# [What you need to do]
Find each line in the material below that contains the string "plot" and copy those lines. Capital and small letters count as different.

------ Records for processing ------

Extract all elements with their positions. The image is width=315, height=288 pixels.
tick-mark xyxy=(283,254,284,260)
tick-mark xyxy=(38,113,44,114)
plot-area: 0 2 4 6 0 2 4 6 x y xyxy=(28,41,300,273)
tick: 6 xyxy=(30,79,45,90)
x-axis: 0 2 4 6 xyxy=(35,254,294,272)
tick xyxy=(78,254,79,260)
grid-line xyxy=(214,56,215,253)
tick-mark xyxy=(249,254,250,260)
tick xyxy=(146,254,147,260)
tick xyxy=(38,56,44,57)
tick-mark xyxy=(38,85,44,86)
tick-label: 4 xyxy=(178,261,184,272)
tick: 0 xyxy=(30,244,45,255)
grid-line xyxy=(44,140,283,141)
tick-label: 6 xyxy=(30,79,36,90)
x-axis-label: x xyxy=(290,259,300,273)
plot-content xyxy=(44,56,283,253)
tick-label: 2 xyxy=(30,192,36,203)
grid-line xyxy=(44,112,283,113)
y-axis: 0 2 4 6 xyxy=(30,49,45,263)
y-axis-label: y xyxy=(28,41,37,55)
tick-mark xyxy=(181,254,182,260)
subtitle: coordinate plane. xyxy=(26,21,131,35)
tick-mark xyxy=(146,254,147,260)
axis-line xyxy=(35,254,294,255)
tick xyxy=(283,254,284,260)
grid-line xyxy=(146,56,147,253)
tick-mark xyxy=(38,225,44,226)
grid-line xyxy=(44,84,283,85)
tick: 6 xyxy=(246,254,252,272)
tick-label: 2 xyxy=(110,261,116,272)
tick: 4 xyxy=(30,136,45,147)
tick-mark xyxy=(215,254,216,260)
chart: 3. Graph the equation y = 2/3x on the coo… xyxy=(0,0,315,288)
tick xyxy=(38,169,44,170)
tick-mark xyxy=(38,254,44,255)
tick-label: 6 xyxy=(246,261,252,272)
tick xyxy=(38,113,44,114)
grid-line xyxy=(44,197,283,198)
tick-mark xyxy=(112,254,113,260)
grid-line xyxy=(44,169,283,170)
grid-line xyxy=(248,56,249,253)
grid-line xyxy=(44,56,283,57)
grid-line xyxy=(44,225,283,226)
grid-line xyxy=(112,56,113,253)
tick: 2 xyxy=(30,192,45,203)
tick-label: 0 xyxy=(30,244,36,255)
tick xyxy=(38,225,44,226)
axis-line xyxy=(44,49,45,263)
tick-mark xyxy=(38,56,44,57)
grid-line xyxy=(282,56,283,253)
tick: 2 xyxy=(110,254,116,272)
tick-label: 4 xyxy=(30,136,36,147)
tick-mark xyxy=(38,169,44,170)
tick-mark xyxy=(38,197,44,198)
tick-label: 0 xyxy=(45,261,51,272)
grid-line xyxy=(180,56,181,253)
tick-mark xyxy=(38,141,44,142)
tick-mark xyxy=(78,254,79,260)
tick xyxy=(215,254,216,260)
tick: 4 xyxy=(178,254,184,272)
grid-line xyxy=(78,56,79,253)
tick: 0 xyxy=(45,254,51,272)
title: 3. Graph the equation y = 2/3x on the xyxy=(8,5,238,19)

------

# [Correct answer]
plot-area: 0 2 4 6 0 2 4 6 x y xyxy=(28,41,300,273)
plot-content xyxy=(44,56,283,253)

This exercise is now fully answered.